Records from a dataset

[Start]

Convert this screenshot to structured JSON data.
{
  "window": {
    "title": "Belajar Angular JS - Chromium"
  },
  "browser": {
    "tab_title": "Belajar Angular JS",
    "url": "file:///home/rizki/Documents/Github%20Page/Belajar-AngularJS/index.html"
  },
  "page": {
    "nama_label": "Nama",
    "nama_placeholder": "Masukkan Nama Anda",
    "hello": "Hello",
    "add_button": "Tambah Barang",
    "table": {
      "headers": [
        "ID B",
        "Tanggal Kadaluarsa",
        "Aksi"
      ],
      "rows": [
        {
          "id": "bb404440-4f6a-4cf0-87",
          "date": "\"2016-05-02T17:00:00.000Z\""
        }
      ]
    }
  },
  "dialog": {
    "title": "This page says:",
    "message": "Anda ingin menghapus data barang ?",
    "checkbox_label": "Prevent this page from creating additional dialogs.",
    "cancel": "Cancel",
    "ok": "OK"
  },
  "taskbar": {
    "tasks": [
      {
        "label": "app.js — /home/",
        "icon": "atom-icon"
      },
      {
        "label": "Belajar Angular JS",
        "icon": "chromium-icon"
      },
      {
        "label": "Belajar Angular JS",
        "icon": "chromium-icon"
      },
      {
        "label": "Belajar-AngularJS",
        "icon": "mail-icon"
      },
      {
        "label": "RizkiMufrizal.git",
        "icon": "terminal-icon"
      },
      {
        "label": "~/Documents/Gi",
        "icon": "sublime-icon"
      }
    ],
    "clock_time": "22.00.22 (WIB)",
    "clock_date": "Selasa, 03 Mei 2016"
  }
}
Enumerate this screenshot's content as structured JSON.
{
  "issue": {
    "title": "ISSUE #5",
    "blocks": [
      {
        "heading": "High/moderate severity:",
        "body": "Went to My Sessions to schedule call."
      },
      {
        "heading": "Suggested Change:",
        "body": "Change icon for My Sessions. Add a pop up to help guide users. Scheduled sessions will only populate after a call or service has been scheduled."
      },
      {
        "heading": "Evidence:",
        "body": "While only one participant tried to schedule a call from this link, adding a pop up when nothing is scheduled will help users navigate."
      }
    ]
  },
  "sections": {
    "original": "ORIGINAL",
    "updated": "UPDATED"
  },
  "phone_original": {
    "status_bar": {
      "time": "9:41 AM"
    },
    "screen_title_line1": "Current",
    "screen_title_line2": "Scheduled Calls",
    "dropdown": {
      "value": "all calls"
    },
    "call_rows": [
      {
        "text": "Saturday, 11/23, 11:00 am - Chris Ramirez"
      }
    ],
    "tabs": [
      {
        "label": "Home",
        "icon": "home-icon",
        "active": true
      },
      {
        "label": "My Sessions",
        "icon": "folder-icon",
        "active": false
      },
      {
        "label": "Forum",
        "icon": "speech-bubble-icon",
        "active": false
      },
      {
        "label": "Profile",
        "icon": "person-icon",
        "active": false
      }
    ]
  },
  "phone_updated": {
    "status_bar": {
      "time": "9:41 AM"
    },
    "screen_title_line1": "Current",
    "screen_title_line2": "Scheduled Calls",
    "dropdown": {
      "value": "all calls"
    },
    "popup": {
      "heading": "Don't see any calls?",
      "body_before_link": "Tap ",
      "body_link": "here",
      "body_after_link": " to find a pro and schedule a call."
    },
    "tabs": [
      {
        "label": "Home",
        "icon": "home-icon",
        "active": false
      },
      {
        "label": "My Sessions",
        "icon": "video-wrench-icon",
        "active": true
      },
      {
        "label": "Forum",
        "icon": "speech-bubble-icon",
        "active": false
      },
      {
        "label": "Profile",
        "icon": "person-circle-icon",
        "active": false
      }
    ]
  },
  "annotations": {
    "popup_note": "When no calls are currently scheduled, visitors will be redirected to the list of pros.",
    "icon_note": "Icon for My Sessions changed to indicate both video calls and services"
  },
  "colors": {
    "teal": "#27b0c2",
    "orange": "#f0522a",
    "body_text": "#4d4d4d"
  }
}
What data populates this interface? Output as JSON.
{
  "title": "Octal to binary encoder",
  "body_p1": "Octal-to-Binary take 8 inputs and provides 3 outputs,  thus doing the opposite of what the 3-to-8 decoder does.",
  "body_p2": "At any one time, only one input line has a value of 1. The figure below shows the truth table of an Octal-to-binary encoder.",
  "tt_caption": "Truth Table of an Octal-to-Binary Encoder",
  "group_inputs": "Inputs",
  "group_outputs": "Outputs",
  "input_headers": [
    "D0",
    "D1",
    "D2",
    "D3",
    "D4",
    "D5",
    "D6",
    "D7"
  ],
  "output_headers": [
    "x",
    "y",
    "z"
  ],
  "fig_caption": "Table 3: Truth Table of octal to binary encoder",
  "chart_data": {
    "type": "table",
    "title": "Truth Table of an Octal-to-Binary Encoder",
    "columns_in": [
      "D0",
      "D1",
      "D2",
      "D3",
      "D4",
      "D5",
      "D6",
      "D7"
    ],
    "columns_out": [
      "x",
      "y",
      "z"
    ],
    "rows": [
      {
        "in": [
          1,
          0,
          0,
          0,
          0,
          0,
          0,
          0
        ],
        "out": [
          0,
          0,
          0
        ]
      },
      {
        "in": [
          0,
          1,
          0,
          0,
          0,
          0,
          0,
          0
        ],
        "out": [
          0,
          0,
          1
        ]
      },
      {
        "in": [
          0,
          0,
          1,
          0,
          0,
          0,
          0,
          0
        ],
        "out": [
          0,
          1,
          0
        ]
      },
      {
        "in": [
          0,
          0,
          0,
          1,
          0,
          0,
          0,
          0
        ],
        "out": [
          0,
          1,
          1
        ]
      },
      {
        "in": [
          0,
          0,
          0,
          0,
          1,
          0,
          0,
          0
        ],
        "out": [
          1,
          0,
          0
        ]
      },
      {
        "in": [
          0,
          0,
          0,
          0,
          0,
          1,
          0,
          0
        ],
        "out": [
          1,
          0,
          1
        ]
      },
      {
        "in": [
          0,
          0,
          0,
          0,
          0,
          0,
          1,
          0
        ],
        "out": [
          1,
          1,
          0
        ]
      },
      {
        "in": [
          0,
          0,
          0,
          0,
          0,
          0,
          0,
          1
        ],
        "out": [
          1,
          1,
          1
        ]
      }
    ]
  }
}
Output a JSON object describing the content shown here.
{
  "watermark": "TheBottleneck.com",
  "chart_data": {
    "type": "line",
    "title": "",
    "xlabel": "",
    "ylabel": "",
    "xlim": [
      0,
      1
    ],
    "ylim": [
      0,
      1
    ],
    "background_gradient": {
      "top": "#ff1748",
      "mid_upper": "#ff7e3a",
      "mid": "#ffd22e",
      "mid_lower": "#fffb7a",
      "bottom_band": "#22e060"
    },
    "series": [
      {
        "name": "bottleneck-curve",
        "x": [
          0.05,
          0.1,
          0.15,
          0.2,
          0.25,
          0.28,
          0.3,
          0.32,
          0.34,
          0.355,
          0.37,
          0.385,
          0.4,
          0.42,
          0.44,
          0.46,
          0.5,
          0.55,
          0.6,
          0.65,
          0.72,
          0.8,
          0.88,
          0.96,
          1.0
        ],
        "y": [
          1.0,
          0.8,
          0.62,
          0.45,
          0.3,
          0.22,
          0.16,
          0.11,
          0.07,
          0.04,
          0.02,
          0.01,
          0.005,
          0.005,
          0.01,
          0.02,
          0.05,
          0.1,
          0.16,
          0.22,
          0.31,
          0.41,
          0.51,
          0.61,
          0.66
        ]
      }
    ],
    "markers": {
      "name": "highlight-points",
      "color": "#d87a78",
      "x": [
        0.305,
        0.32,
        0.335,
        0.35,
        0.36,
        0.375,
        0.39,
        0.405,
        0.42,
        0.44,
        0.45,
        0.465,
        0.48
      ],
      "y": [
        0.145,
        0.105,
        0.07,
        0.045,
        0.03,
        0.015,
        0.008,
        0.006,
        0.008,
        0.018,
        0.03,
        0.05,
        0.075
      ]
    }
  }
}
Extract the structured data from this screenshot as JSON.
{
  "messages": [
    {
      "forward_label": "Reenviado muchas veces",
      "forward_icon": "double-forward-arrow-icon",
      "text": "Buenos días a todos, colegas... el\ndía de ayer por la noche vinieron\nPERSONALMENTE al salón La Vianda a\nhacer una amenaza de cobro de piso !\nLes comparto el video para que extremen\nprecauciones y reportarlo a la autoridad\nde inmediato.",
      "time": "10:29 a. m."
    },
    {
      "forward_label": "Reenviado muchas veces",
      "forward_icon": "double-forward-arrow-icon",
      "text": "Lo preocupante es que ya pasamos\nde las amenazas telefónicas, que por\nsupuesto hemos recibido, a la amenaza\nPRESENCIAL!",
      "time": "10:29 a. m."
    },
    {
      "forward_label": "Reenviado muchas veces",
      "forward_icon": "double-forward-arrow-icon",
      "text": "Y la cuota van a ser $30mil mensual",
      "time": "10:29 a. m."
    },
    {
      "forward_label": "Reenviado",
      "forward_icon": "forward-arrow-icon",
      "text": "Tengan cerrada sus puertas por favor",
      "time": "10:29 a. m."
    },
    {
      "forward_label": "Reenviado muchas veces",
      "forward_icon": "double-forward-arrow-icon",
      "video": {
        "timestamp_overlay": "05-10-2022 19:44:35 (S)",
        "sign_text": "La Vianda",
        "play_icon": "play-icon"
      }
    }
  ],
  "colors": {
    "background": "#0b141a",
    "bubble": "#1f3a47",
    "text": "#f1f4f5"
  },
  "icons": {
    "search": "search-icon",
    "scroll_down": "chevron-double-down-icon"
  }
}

[End]

__Task brief__
Identify and copy the lines holding the word "Sessions".

__Solved exercise__
        "body": "Went to My Sessions to schedule call."
        "body": "Change icon for My Sessions. Add a pop up to help guide users. Scheduled sessions will only populate after a call or service has been scheduled."
        "label": "My Sessions",
        "label": "My Sessions",
    "icon_note": "Icon for My Sessions changed to indicate both video calls and services"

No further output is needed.